* _Problem description_: List each line of the data in which the string "JSON" appears.

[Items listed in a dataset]
##############################
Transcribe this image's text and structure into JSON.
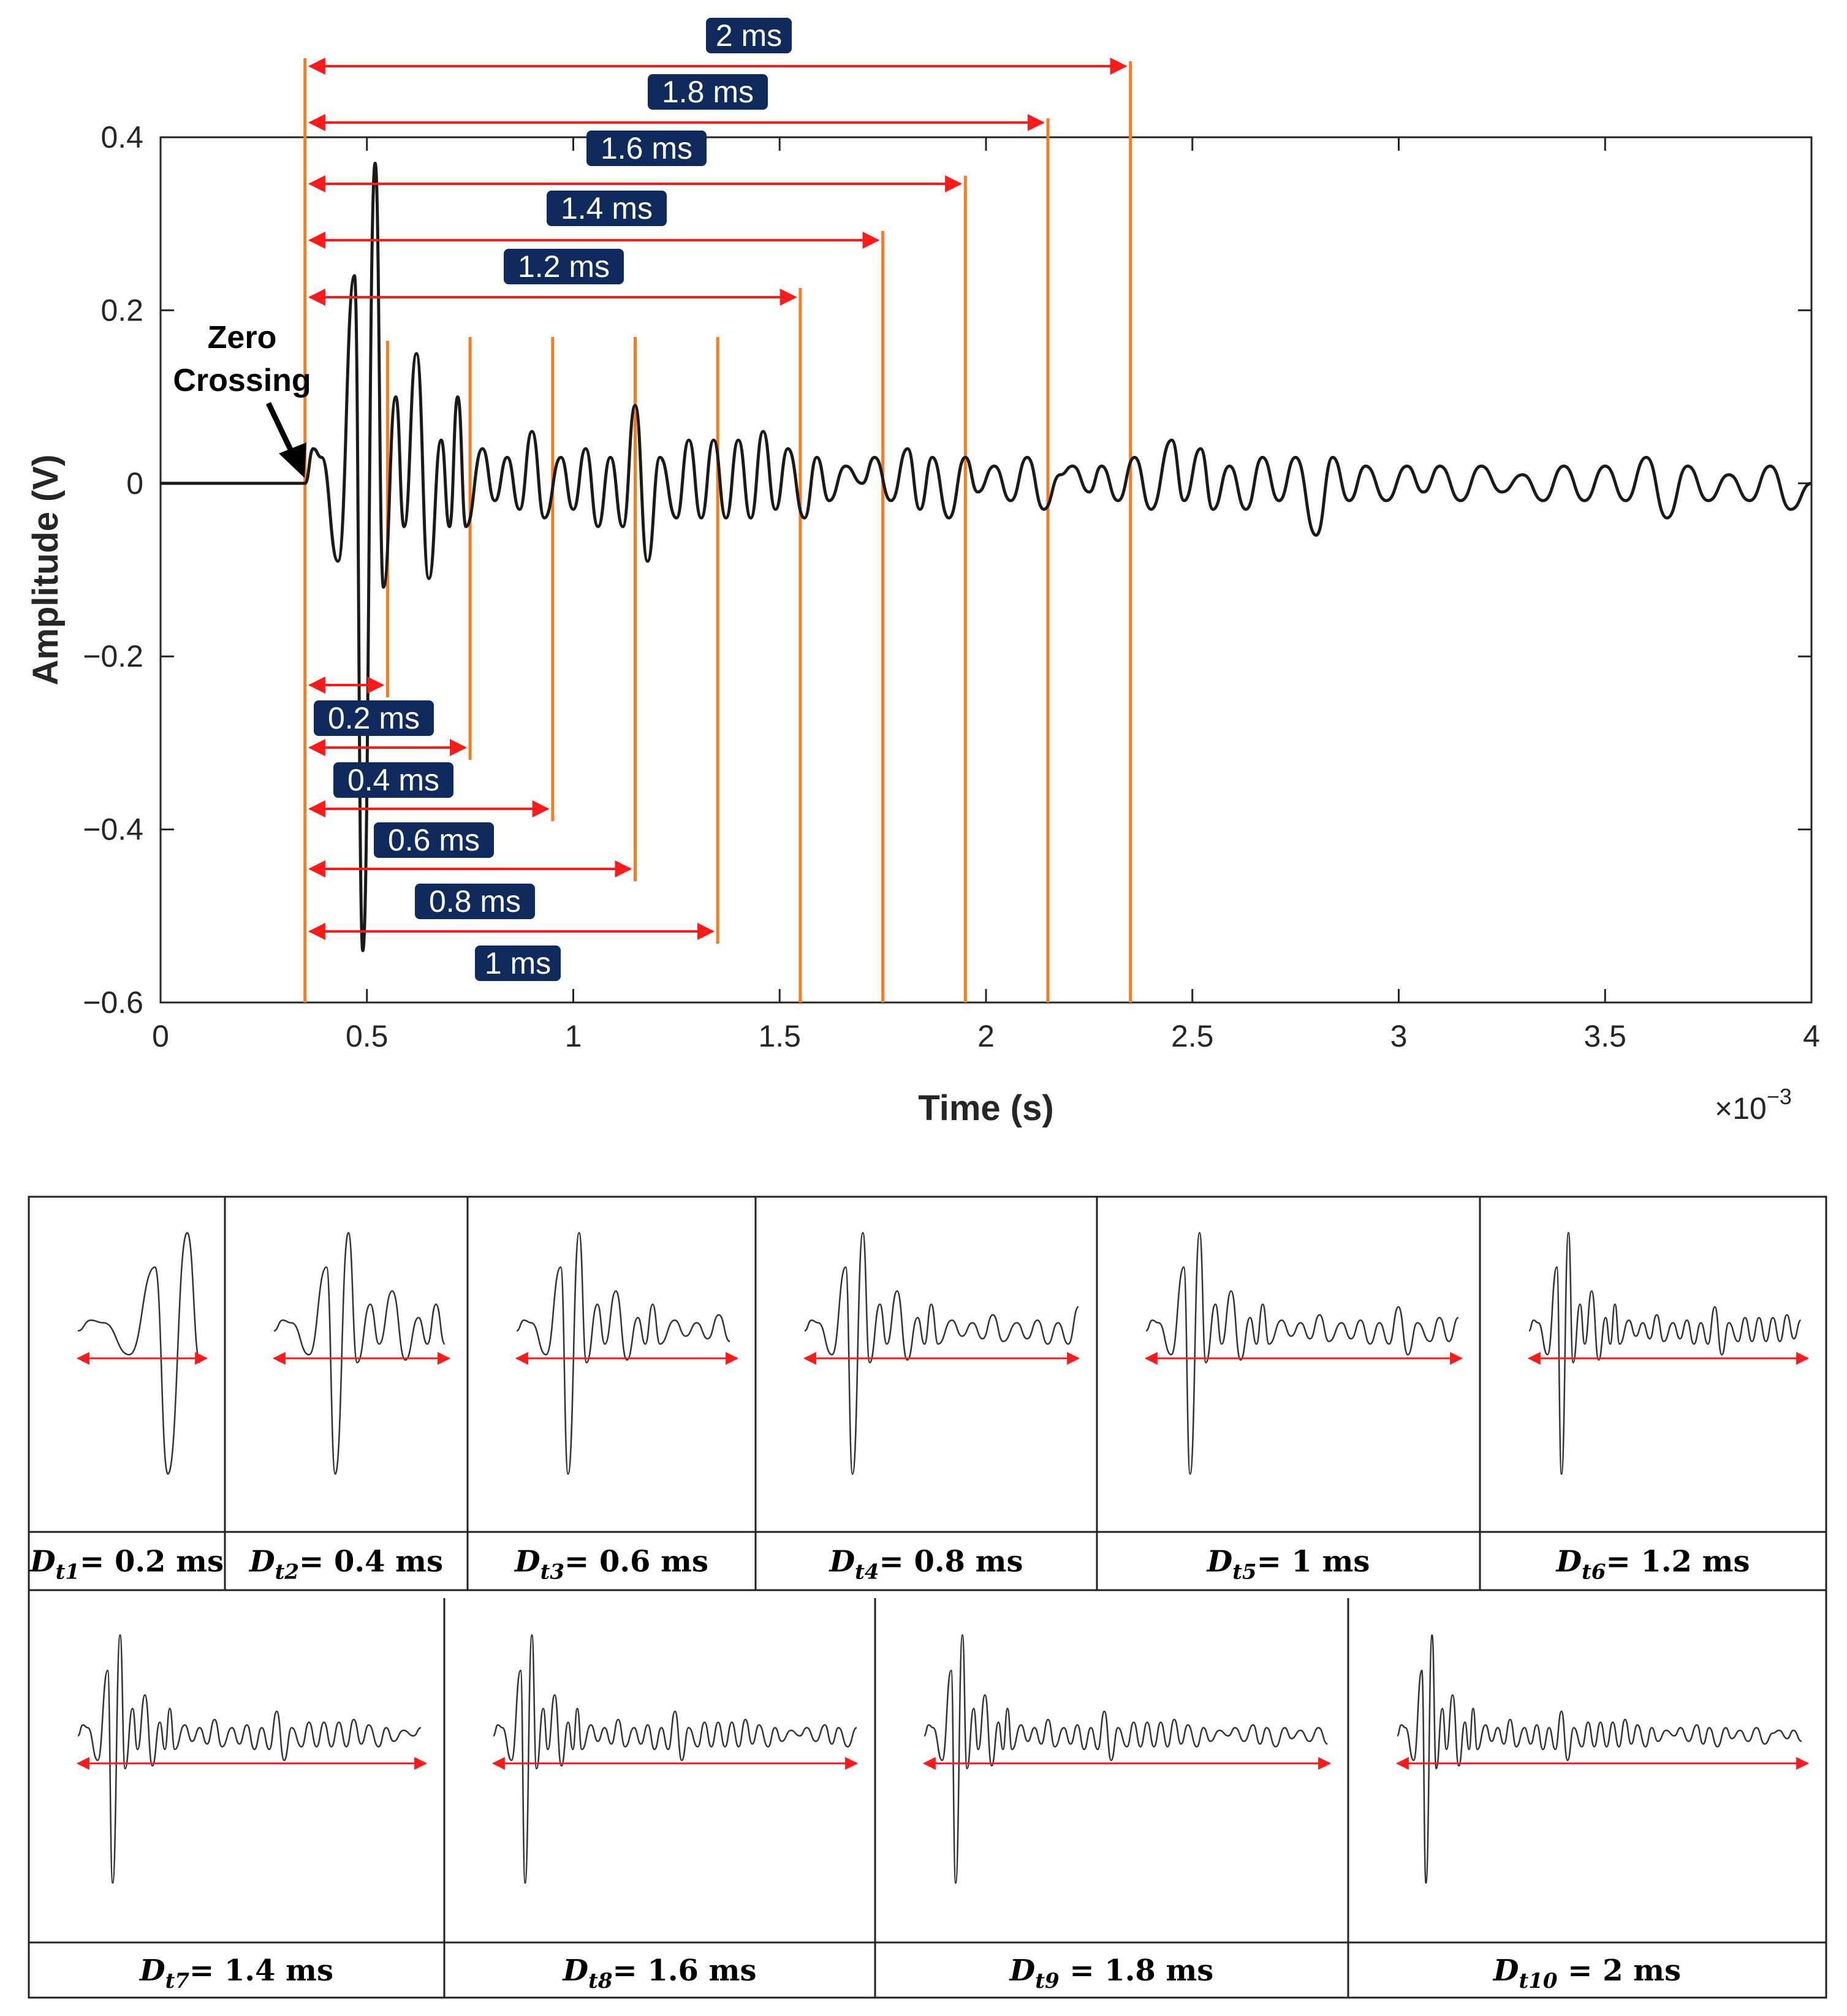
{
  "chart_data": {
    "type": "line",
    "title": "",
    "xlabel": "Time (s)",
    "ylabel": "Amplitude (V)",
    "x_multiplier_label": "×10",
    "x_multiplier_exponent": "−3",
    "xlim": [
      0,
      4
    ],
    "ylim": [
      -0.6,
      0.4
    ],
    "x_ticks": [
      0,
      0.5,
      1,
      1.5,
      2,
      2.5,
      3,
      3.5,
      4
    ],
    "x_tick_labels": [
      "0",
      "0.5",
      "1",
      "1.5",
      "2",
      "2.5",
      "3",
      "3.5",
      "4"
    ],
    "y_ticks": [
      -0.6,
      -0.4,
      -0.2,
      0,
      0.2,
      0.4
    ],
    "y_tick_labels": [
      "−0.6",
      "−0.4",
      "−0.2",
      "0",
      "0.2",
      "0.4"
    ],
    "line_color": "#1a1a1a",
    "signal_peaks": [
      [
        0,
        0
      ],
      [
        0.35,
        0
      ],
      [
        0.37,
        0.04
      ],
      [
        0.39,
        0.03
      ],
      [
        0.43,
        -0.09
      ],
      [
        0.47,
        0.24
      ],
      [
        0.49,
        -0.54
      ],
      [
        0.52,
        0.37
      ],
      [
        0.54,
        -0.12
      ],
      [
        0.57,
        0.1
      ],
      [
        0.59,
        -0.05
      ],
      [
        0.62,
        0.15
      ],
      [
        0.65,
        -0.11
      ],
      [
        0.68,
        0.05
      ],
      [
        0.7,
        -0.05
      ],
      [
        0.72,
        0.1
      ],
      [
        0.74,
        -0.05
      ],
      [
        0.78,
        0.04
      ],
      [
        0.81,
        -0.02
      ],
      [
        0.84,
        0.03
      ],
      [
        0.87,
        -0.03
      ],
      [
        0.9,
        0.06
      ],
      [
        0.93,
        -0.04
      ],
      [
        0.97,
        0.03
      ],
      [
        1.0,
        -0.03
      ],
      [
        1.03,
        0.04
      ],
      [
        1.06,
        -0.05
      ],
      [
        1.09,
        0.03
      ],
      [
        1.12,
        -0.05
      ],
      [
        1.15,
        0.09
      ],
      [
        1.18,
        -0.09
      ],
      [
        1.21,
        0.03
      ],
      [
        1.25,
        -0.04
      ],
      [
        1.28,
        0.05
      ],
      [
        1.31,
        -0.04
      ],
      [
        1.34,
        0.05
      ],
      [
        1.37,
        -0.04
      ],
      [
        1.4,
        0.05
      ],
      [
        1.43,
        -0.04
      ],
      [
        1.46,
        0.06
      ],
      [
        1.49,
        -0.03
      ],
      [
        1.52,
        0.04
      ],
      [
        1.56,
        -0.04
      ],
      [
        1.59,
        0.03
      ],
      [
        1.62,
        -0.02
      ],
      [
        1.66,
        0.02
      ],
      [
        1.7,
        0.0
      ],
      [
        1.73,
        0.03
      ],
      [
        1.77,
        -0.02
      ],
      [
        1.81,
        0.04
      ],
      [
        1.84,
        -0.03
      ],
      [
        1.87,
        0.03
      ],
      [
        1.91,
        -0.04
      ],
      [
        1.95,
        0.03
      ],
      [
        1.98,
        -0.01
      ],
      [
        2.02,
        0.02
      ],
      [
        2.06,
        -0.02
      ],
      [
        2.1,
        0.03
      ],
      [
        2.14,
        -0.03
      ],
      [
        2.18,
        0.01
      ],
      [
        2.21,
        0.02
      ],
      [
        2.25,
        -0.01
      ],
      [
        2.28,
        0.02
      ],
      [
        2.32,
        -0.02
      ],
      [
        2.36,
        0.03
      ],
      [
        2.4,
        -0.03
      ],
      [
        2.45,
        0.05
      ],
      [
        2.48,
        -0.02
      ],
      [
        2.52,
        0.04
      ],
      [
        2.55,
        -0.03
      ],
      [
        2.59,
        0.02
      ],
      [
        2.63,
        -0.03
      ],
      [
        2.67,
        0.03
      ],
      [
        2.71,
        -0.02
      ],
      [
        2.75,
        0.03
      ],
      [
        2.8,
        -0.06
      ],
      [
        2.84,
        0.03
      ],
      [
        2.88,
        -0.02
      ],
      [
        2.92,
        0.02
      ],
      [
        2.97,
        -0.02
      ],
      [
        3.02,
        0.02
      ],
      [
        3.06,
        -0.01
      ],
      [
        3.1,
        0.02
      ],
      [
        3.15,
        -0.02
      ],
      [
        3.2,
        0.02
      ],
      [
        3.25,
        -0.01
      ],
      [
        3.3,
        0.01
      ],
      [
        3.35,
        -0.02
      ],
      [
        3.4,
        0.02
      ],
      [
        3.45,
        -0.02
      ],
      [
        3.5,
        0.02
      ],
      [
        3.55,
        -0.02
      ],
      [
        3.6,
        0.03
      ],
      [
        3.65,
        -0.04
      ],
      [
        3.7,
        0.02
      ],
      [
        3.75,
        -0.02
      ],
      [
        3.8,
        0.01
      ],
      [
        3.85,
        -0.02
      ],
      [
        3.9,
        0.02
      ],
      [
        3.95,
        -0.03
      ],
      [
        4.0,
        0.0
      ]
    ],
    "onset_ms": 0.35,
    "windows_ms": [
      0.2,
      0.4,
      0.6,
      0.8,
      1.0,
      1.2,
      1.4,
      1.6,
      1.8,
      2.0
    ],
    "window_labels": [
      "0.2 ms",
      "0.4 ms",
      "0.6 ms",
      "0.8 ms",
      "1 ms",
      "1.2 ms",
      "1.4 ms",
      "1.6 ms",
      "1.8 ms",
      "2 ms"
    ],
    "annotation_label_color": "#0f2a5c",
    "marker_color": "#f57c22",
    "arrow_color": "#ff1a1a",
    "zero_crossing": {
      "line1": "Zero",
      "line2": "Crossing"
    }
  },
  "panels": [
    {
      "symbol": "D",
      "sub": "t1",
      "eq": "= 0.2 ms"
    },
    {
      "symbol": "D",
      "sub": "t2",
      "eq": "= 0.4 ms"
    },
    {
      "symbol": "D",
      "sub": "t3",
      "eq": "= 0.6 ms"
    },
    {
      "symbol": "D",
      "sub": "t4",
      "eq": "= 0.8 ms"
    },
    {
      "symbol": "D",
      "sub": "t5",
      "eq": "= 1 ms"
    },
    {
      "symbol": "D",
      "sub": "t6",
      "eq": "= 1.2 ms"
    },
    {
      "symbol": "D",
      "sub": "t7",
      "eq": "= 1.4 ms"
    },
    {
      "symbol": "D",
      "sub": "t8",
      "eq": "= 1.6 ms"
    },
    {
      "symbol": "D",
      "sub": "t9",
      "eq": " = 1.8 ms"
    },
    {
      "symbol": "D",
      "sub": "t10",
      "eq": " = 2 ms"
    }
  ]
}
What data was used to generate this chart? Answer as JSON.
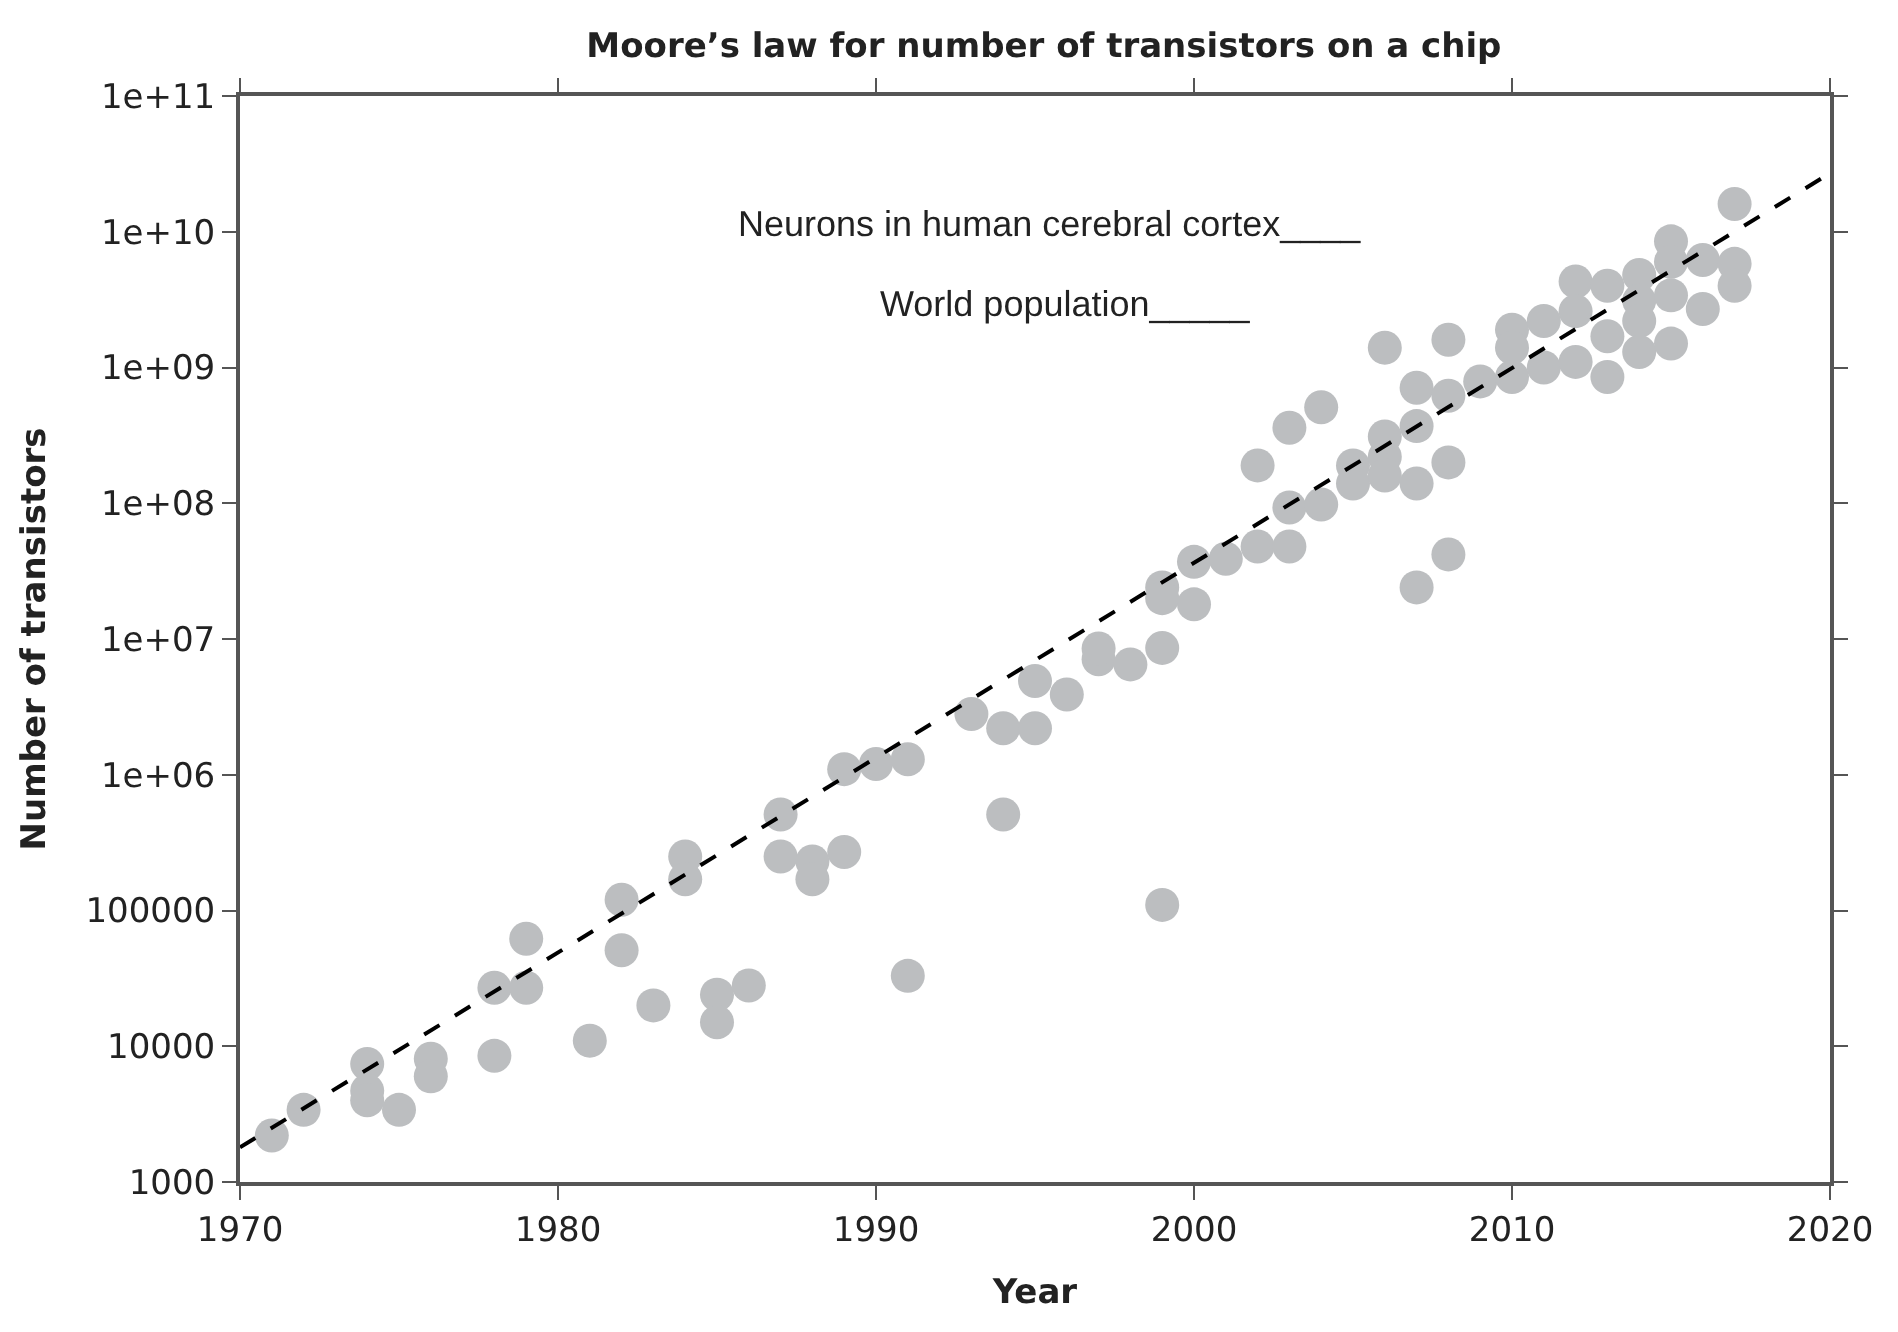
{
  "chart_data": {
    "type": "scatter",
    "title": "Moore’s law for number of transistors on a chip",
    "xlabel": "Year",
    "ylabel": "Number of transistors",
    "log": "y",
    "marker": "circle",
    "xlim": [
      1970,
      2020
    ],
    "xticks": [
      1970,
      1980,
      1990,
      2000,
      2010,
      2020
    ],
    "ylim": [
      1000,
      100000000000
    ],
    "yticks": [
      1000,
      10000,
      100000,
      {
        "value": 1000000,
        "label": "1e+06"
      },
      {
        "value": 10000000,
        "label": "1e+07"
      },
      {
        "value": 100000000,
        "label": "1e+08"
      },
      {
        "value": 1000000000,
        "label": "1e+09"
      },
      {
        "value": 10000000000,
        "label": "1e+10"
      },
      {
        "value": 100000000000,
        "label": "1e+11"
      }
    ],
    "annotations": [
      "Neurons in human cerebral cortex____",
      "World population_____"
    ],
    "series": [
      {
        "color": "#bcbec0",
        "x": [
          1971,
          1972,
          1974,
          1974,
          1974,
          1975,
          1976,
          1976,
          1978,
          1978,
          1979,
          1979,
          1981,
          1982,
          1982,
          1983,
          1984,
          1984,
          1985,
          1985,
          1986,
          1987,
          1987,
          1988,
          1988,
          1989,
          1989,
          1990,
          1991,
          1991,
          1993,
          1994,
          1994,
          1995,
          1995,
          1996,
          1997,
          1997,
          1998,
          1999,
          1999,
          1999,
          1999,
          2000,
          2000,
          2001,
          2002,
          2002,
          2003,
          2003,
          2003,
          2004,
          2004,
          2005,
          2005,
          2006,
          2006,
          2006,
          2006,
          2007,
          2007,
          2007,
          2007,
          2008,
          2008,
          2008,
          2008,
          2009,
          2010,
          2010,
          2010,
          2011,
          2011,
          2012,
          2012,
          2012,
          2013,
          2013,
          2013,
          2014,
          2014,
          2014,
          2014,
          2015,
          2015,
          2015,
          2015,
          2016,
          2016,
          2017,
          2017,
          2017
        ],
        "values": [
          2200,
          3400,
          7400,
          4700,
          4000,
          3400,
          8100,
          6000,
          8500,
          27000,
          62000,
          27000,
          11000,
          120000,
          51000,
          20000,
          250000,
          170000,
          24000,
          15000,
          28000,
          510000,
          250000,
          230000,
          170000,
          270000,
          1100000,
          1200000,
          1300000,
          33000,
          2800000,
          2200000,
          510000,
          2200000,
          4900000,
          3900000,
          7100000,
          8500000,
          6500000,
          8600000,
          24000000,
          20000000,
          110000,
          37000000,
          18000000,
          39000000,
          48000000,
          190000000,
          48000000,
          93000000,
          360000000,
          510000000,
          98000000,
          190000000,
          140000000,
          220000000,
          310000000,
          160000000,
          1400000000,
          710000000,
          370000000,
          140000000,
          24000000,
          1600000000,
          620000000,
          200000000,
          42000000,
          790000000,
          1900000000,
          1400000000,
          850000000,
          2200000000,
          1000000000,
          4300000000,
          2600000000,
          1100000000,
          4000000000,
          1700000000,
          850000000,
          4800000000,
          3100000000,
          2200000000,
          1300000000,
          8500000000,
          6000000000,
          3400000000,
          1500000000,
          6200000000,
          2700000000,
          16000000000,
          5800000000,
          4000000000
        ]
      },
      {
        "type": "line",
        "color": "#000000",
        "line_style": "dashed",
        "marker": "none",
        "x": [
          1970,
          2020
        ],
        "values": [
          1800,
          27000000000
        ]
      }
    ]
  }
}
##############################
* _Response below_:
Transcribe this image's text and structure into JSON.
What data was used to generate this chart? Answer as JSON.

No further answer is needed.